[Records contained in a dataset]

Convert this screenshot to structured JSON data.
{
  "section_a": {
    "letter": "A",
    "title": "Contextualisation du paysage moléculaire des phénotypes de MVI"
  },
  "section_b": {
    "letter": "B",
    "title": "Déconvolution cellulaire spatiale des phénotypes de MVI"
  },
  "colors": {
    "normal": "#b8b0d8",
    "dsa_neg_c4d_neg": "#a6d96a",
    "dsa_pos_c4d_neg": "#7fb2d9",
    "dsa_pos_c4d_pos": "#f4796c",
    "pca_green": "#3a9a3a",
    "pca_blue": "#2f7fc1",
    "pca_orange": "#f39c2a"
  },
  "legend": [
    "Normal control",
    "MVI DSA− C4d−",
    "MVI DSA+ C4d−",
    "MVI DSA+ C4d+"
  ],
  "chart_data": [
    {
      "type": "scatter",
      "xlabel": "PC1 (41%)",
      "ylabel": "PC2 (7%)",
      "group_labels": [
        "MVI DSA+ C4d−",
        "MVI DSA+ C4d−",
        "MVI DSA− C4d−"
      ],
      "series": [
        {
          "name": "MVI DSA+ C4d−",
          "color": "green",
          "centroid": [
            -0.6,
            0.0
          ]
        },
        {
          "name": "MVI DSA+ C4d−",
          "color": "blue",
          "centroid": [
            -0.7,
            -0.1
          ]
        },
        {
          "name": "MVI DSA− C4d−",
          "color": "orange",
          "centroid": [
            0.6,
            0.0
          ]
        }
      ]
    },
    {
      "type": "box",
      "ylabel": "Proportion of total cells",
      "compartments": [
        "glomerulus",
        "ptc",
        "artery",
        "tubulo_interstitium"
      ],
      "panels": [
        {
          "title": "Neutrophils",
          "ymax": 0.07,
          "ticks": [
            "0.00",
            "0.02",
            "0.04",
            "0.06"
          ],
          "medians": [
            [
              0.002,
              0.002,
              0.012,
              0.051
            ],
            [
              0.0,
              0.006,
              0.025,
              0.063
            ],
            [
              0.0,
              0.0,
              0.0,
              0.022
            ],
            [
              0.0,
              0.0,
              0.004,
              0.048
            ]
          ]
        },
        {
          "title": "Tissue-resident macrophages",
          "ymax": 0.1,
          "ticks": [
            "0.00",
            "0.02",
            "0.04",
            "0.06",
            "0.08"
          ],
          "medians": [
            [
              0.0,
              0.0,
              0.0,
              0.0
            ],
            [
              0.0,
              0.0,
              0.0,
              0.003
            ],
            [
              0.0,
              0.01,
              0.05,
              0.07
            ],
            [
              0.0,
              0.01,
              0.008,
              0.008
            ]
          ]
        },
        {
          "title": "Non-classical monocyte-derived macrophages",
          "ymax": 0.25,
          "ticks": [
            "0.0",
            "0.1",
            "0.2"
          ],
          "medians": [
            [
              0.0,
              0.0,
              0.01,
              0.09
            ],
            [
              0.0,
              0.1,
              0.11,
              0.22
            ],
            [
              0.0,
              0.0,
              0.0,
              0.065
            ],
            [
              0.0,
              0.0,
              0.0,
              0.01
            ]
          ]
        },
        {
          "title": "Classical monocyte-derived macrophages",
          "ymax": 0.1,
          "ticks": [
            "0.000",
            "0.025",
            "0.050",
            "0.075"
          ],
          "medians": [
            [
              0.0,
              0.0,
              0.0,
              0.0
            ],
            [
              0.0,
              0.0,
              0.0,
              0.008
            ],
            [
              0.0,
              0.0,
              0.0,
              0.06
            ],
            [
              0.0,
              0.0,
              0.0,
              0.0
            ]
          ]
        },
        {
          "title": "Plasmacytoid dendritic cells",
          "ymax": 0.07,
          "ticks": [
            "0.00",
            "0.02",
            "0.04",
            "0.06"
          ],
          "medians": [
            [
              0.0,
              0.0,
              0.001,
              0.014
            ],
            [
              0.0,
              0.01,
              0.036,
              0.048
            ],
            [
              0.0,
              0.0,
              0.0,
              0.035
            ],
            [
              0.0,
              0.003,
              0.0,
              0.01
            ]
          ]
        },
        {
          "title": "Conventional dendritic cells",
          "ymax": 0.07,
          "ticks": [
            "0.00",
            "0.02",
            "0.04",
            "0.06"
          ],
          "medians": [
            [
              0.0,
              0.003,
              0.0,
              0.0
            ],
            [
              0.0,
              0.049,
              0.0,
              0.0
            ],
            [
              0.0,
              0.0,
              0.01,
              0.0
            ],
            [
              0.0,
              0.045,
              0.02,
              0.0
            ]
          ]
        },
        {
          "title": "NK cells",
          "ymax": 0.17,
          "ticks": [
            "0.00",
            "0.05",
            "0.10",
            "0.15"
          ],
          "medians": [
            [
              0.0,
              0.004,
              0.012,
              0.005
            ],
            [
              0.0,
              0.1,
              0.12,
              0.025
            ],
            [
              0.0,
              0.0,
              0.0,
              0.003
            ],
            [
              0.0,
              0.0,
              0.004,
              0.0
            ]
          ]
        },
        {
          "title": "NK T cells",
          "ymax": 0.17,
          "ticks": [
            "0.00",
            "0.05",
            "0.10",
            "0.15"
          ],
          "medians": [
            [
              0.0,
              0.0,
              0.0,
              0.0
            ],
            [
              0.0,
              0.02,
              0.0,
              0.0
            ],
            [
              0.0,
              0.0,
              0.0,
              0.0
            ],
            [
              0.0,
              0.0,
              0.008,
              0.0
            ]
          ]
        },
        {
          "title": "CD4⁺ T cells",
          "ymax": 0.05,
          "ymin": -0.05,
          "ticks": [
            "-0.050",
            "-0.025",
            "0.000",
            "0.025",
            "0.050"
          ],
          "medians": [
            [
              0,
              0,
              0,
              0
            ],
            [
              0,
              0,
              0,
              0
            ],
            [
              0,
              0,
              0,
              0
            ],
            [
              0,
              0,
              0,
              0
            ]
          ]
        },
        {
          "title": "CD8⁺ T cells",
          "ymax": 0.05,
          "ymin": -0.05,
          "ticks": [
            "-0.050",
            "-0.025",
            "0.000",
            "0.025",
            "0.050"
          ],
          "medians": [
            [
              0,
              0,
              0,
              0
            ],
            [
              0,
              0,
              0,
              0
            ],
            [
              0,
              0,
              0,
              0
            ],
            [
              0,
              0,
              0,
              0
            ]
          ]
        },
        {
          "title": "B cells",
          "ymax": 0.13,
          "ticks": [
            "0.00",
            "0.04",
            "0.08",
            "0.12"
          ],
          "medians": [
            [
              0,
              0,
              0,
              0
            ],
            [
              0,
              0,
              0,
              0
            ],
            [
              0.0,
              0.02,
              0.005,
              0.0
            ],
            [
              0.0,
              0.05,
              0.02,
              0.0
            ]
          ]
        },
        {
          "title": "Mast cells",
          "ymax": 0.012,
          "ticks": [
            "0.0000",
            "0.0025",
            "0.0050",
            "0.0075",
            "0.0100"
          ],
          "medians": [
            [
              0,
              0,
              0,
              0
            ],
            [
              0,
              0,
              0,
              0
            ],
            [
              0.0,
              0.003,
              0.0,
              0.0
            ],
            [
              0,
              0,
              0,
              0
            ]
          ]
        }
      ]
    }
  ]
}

Assigned task
Retype every entry exactly.

Output below
Convert this screenshot to structured JSON data.
{
  "section_a": {
    "letter": "A",
    "title": "Contextualisation du paysage moléculaire des phénotypes de MVI"
  },
  "section_b": {
    "letter": "B",
    "title": "Déconvolution cellulaire spatiale des phénotypes de MVI"
  },
  "colors": {
    "normal": "#b8b0d8",
    "dsa_neg_c4d_neg": "#a6d96a",
    "dsa_pos_c4d_neg": "#7fb2d9",
    "dsa_pos_c4d_pos": "#f4796c",
    "pca_green": "#3a9a3a",
    "pca_blue": "#2f7fc1",
    "pca_orange": "#f39c2a"
  },
  "legend": [
    "Normal control",
    "MVI DSA− C4d−",
    "MVI DSA+ C4d−",
    "MVI DSA+ C4d+"
  ],
  "chart_data": [
    {
      "type": "scatter",
      "xlabel": "PC1 (41%)",
      "ylabel": "PC2 (7%)",
      "group_labels": [
        "MVI DSA+ C4d−",
        "MVI DSA+ C4d−",
        "MVI DSA− C4d−"
      ],
      "series": [
        {
          "name": "MVI DSA+ C4d−",
          "color": "green",
          "centroid": [
            -0.6,
            0.0
          ]
        },
        {
          "name": "MVI DSA+ C4d−",
          "color": "blue",
          "centroid": [
            -0.7,
            -0.1
          ]
        },
        {
          "name": "MVI DSA− C4d−",
          "color": "orange",
          "centroid": [
            0.6,
            0.0
          ]
        }
      ]
    },
    {
      "type": "box",
      "ylabel": "Proportion of total cells",
      "compartments": [
        "glomerulus",
        "ptc",
        "artery",
        "tubulo_interstitium"
      ],
      "panels": [
        {
          "title": "Neutrophils",
          "ymax": 0.07,
          "ticks": [
            "0.00",
            "0.02",
            "0.04",
            "0.06"
          ],
          "medians": [
            [
              0.002,
              0.002,
              0.012,
              0.051
            ],
            [
              0.0,
              0.006,
              0.025,
              0.063
            ],
            [
              0.0,
              0.0,
              0.0,
              0.022
            ],
            [
              0.0,
              0.0,
              0.004,
              0.048
            ]
          ]
        },
        {
          "title": "Tissue-resident macrophages",
          "ymax": 0.1,
          "ticks": [
            "0.00",
            "0.02",
            "0.04",
            "0.06",
            "0.08"
          ],
          "medians": [
            [
              0.0,
              0.0,
              0.0,
              0.0
            ],
            [
              0.0,
              0.0,
              0.0,
              0.003
            ],
            [
              0.0,
              0.01,
              0.05,
              0.07
            ],
            [
              0.0,
              0.01,
              0.008,
              0.008
            ]
          ]
        },
        {
          "title": "Non-classical monocyte-derived macrophages",
          "ymax": 0.25,
          "ticks": [
            "0.0",
            "0.1",
            "0.2"
          ],
          "medians": [
            [
              0.0,
              0.0,
              0.01,
              0.09
            ],
            [
              0.0,
              0.1,
              0.11,
              0.22
            ],
            [
              0.0,
              0.0,
              0.0,
              0.065
            ],
            [
              0.0,
              0.0,
              0.0,
              0.01
            ]
          ]
        },
        {
          "title": "Classical monocyte-derived macrophages",
          "ymax": 0.1,
          "ticks": [
            "0.000",
            "0.025",
            "0.050",
            "0.075"
          ],
          "medians": [
            [
              0.0,
              0.0,
              0.0,
              0.0
            ],
            [
              0.0,
              0.0,
              0.0,
              0.008
            ],
            [
              0.0,
              0.0,
              0.0,
              0.06
            ],
            [
              0.0,
              0.0,
              0.0,
              0.0
            ]
          ]
        },
        {
          "title": "Plasmacytoid dendritic cells",
          "ymax": 0.07,
          "ticks": [
            "0.00",
            "0.02",
            "0.04",
            "0.06"
          ],
          "medians": [
            [
              0.0,
              0.0,
              0.001,
              0.014
            ],
            [
              0.0,
              0.01,
              0.036,
              0.048
            ],
            [
              0.0,
              0.0,
              0.0,
              0.035
            ],
            [
              0.0,
              0.003,
              0.0,
              0.01
            ]
          ]
        },
        {
          "title": "Conventional dendritic cells",
          "ymax": 0.07,
          "ticks": [
            "0.00",
            "0.02",
            "0.04",
            "0.06"
          ],
          "medians": [
            [
              0.0,
              0.003,
              0.0,
              0.0
            ],
            [
              0.0,
              0.049,
              0.0,
              0.0
            ],
            [
              0.0,
              0.0,
              0.01,
              0.0
            ],
            [
              0.0,
              0.045,
              0.02,
              0.0
            ]
          ]
        },
        {
          "title": "NK cells",
          "ymax": 0.17,
          "ticks": [
            "0.00",
            "0.05",
            "0.10",
            "0.15"
          ],
          "medians": [
            [
              0.0,
              0.004,
              0.012,
              0.005
            ],
            [
              0.0,
              0.1,
              0.12,
              0.025
            ],
            [
              0.0,
              0.0,
              0.0,
              0.003
            ],
            [
              0.0,
              0.0,
              0.004,
              0.0
            ]
          ]
        },
        {
          "title": "NK T cells",
          "ymax": 0.17,
          "ticks": [
            "0.00",
            "0.05",
            "0.10",
            "0.15"
          ],
          "medians": [
            [
              0.0,
              0.0,
              0.0,
              0.0
            ],
            [
              0.0,
              0.02,
              0.0,
              0.0
            ],
            [
              0.0,
              0.0,
              0.0,
              0.0
            ],
            [
              0.0,
              0.0,
              0.008,
              0.0
            ]
          ]
        },
        {
          "title": "CD4⁺ T cells",
          "ymax": 0.05,
          "ymin": -0.05,
          "ticks": [
            "-0.050",
            "-0.025",
            "0.000",
            "0.025",
            "0.050"
          ],
          "medians": [
            [
              0,
              0,
              0,
              0
            ],
            [
              0,
              0,
              0,
              0
            ],
            [
              0,
              0,
              0,
              0
            ],
            [
              0,
              0,
              0,
              0
            ]
          ]
        },
        {
          "title": "CD8⁺ T cells",
          "ymax": 0.05,
          "ymin": -0.05,
          "ticks": [
            "-0.050",
            "-0.025",
            "0.000",
            "0.025",
            "0.050"
          ],
          "medians": [
            [
              0,
              0,
              0,
              0
            ],
            [
              0,
              0,
              0,
              0
            ],
            [
              0,
              0,
              0,
              0
            ],
            [
              0,
              0,
              0,
              0
            ]
          ]
        },
        {
          "title": "B cells",
          "ymax": 0.13,
          "ticks": [
            "0.00",
            "0.04",
            "0.08",
            "0.12"
          ],
          "medians": [
            [
              0,
              0,
              0,
              0
            ],
            [
              0,
              0,
              0,
              0
            ],
            [
              0.0,
              0.02,
              0.005,
              0.0
            ],
            [
              0.0,
              0.05,
              0.02,
              0.0
            ]
          ]
        },
        {
          "title": "Mast cells",
          "ymax": 0.012,
          "ticks": [
            "0.0000",
            "0.0025",
            "0.0050",
            "0.0075",
            "0.0100"
          ],
          "medians": [
            [
              0,
              0,
              0,
              0
            ],
            [
              0,
              0,
              0,
              0
            ],
            [
              0.0,
              0.003,
              0.0,
              0.0
            ],
            [
              0,
              0,
              0,
              0
            ]
          ]
        }
      ]
    }
  ]
}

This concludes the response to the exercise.